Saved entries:
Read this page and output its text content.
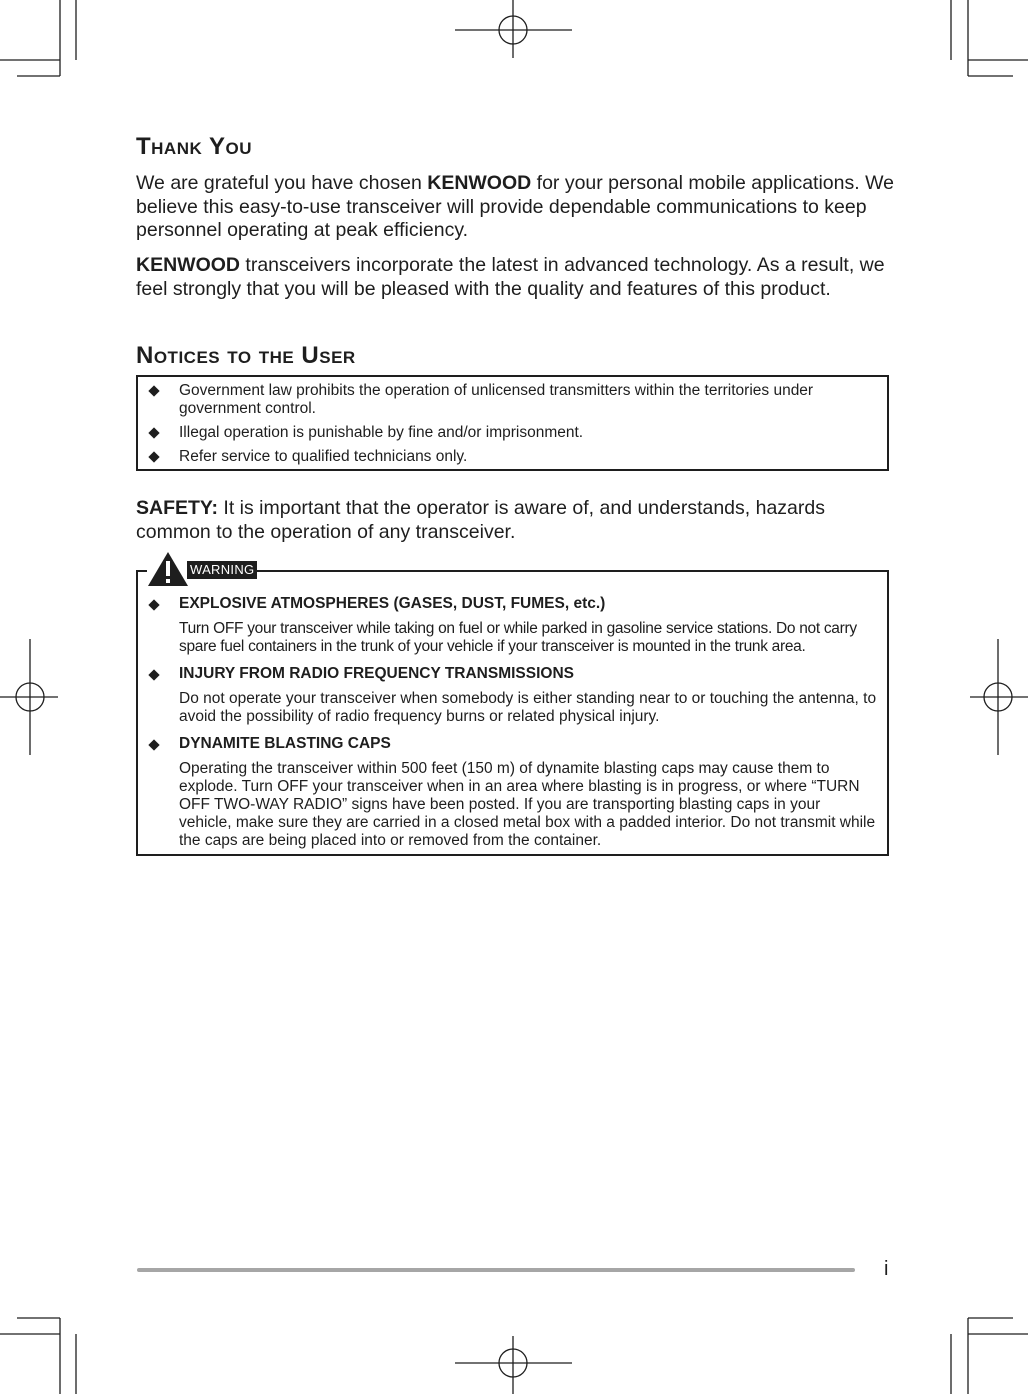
Thank You

We are grateful you have chosen KENWOOD for your personal mobile applications. We believe this easy-to-use transceiver will provide dependable communications to keep personnel operating at peak efficiency.

KENWOOD transceivers incorporate the latest in advanced technology. As a result, we feel strongly that you will be pleased with the quality and features of this product.

Notices to the User
Government law prohibits the operation of unlicensed transmitters within the territories under government control.
Illegal operation is punishable by fine and/or imprisonment.
Refer service to qualified technicians only.

SAFETY: It is important that the operator is aware of, and understands, hazards common to the operation of any transceiver.

EXPLOSIVE ATMOSPHERES (GASES, DUST, FUMES, etc.)
Turn OFF your transceiver while taking on fuel or while parked in gasoline service stations. Do not carry spare fuel containers in the trunk of your vehicle if your transceiver is mounted in the trunk area.
INJURY FROM RADIO FREQUENCY TRANSMISSIONS
Do not operate your transceiver when somebody is either standing near to or touching the antenna, to avoid the possibility of radio frequency burns or related physical injury.
DYNAMITE BLASTING CAPS
Operating the transceiver within 500 feet (150 m) of dynamite blasting caps may cause them to explode. Turn OFF your transceiver when in an area where blasting is in progress, or where “TURN OFF TWO-WAY RADIO” signs have been posted. If you are transporting blasting caps in your vehicle, make sure they are carried in a closed metal box with a padded interior. Do not transmit while the caps are being placed into or removed from the container.
WARNING

i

WHAT YOU HAVE TO DO: Select every line of the records holding the string "operation".

THE RESPONSE:
Government law prohibits the operation of unlicensed transmitters within the territories under government control.
Illegal operation is punishable by fine and/or imprisonment.
SAFETY: It is important that the operator is aware of, and understands, hazards common to the operation of any transceiver.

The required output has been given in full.